# Exercise requirements
Copy each line of the data below with the word "Puglia".

┄┄┄┄┄┄┄┄┄┄

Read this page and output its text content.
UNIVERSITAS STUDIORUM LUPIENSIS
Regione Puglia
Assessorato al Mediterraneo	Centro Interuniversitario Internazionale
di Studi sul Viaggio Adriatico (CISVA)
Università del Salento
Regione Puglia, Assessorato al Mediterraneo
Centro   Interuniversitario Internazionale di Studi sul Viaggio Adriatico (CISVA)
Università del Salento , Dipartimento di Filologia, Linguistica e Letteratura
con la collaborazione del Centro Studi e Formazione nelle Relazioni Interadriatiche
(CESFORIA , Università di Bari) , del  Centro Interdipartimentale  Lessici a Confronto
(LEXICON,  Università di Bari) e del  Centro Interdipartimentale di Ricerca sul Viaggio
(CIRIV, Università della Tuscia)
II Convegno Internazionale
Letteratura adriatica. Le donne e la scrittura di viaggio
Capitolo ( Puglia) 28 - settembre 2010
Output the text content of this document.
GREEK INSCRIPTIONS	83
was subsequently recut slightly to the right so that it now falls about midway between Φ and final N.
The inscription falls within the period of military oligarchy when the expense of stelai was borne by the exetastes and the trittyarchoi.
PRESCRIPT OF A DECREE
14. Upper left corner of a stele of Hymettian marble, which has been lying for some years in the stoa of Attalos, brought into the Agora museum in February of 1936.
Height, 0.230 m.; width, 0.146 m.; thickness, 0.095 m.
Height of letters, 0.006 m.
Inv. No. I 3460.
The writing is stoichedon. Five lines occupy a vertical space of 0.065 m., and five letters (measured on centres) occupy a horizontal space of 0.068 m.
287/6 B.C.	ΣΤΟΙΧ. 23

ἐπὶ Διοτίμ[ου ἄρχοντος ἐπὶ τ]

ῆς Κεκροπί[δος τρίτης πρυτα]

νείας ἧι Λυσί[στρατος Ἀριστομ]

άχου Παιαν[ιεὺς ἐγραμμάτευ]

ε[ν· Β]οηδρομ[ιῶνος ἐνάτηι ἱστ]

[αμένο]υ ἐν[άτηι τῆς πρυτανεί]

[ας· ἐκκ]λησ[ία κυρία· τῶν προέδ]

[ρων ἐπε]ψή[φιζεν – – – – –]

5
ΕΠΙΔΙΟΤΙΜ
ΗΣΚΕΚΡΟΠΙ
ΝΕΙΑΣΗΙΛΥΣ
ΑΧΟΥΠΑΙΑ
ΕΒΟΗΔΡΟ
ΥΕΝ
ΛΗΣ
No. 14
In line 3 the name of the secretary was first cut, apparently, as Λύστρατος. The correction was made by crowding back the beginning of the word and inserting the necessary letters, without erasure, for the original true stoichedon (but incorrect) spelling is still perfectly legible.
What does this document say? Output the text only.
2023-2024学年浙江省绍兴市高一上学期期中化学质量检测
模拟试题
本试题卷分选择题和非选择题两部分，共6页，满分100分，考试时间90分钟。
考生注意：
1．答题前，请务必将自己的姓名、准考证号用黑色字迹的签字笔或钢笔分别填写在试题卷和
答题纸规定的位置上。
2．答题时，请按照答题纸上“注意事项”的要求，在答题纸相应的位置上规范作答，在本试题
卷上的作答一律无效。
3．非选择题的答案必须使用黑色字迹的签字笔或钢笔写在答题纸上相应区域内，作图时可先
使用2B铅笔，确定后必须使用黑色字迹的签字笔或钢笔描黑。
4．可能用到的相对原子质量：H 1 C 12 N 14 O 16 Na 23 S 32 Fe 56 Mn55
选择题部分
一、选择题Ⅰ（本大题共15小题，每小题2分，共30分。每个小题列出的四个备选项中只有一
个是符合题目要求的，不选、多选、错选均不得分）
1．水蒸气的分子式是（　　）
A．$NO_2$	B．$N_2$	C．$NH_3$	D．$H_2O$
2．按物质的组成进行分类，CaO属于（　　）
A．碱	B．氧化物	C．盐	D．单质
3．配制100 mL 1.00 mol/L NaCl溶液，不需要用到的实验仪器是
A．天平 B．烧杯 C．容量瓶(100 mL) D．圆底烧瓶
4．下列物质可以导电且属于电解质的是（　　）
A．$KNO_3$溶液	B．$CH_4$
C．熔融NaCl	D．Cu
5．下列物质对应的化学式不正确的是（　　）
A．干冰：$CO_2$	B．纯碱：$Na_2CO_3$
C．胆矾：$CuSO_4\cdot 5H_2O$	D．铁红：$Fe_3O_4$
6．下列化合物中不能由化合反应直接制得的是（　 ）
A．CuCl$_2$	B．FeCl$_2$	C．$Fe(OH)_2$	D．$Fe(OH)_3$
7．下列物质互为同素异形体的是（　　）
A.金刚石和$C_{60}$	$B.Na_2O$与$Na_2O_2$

┄┄┄┄┄┄┄┄┄┄

# Result of this exercise
Regione Puglia
Regione Puglia, Assessorato al Mediterraneo
Capitolo ( Puglia) 28 - settembre 2010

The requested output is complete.